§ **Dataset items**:
..........

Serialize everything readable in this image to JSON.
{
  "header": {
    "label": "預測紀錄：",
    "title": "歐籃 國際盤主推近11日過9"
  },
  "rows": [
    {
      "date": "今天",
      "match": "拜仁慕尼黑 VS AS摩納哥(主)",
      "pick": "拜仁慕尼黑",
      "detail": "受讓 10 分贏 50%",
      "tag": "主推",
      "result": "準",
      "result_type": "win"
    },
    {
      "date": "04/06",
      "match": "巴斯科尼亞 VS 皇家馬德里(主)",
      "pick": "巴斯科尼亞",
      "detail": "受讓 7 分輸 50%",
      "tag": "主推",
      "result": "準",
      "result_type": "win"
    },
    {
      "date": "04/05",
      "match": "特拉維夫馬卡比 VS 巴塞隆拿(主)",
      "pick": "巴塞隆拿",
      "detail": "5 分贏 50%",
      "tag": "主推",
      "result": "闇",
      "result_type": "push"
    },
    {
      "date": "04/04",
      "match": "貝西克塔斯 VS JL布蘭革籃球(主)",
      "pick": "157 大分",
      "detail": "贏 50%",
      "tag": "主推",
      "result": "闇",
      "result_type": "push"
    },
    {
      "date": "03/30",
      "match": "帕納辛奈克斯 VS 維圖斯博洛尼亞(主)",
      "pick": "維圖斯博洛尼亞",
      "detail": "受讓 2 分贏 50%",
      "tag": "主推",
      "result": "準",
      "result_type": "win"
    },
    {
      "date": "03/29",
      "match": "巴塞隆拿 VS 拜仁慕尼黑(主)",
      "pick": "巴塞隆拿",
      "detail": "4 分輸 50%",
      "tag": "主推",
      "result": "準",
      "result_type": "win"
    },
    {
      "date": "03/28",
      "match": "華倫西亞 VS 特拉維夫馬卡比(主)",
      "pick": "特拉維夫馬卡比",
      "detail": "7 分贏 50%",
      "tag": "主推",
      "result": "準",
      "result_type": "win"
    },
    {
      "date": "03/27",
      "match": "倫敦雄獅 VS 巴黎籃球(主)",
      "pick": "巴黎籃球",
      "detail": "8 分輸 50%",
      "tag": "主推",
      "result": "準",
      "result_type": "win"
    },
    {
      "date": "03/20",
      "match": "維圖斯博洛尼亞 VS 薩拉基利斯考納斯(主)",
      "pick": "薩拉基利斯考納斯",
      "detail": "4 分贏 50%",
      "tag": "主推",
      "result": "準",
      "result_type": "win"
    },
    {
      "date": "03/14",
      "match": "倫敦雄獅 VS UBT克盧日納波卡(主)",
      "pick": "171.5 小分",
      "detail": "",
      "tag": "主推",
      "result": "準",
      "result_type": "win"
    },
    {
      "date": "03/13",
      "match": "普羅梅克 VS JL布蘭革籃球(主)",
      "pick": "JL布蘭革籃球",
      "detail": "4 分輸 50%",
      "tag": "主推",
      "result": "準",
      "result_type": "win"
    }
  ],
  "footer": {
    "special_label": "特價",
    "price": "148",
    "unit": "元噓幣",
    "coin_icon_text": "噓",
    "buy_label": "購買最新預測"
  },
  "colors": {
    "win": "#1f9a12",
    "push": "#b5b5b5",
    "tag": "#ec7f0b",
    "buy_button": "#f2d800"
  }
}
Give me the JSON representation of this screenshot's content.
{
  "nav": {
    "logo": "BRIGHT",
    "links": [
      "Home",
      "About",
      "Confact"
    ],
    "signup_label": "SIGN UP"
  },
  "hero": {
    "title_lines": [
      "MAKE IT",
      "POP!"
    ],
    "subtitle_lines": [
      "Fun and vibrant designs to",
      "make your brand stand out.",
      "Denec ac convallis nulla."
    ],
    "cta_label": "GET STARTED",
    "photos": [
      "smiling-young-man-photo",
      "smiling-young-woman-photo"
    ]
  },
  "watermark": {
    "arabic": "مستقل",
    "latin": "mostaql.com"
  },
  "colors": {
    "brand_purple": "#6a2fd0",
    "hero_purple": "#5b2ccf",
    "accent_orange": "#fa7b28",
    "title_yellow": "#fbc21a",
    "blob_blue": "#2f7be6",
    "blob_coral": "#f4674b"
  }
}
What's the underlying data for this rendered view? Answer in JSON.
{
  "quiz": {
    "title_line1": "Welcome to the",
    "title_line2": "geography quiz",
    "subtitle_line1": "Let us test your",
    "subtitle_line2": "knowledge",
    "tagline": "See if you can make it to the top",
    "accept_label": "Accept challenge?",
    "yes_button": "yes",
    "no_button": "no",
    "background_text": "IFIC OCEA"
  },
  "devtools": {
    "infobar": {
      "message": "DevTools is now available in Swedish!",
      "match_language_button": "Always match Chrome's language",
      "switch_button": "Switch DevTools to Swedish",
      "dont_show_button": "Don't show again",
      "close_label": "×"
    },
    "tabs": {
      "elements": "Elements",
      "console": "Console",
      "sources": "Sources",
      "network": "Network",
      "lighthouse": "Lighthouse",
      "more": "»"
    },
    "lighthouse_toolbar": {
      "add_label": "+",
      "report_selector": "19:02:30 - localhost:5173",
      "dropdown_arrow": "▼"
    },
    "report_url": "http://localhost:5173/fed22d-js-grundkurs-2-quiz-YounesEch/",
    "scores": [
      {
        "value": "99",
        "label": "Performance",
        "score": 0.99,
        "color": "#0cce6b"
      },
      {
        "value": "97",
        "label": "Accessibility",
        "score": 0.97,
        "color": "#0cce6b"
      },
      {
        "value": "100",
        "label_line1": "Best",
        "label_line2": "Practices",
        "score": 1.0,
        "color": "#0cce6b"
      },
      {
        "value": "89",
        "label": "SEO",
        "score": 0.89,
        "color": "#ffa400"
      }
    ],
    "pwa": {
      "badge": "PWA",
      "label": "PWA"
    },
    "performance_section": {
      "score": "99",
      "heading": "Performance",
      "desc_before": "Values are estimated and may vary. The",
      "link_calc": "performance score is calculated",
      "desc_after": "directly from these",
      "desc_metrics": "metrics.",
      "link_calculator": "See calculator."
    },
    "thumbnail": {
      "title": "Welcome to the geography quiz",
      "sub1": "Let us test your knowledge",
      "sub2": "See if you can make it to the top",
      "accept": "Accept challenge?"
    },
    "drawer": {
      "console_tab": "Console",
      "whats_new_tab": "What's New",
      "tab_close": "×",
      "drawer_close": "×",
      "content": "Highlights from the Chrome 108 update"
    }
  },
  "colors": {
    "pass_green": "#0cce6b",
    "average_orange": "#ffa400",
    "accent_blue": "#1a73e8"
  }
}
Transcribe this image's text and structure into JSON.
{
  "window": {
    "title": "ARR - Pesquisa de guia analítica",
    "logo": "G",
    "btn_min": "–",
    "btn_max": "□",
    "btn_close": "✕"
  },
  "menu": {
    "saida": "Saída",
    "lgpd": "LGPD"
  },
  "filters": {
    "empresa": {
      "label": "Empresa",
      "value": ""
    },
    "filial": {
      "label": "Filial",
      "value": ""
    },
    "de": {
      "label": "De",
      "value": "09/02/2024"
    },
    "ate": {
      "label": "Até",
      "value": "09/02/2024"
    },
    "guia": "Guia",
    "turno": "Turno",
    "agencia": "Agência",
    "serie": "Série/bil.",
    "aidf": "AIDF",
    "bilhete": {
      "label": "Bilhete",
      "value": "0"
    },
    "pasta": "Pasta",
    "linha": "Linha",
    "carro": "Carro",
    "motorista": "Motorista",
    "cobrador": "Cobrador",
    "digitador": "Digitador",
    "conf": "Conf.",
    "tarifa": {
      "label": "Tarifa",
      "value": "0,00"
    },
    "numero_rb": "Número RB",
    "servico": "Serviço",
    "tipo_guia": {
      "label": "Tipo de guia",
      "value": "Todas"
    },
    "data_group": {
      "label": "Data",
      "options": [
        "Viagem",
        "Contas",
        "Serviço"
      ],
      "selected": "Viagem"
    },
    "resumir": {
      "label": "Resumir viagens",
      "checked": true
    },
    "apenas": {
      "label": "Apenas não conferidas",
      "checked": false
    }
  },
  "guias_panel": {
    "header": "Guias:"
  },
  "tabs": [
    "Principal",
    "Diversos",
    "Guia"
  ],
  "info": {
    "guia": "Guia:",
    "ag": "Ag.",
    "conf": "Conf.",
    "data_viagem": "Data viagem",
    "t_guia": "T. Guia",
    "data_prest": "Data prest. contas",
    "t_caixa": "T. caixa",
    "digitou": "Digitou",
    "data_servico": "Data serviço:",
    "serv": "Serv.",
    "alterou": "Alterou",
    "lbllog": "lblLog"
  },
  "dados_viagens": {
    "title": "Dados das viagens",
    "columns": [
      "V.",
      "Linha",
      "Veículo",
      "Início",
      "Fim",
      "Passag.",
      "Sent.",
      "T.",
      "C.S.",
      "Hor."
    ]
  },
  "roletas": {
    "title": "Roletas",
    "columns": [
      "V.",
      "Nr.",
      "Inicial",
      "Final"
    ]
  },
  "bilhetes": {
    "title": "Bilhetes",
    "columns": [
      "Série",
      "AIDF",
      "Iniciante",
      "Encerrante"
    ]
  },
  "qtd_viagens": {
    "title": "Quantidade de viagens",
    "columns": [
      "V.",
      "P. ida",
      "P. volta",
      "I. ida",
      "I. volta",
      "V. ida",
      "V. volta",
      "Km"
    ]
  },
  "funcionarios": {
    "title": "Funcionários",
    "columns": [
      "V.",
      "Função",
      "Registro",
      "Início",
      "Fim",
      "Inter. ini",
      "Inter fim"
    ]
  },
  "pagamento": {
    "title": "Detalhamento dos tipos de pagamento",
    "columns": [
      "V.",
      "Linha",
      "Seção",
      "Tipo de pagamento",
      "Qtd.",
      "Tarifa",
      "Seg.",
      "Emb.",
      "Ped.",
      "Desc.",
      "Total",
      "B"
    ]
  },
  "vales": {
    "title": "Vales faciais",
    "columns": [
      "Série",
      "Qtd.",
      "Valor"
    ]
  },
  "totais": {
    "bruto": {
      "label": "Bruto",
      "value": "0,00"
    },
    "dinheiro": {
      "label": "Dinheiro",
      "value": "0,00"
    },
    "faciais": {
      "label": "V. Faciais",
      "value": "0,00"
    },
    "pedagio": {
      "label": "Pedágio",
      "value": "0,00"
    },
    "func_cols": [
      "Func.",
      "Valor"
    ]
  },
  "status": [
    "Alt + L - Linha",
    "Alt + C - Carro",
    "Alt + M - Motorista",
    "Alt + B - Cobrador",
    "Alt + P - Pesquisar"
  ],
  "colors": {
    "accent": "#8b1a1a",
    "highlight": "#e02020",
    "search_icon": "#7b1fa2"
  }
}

..........

§ **Instructions for the task**:
Your task is to collect every line above that contains the word "維圖斯博洛尼亞".

§ **Answer for this exercise**:
      "match": "帕納辛奈克斯 VS 維圖斯博洛尼亞(主)",
      "pick": "維圖斯博洛尼亞",
      "match": "維圖斯博洛尼亞 VS 薩拉基利斯考納斯(主)",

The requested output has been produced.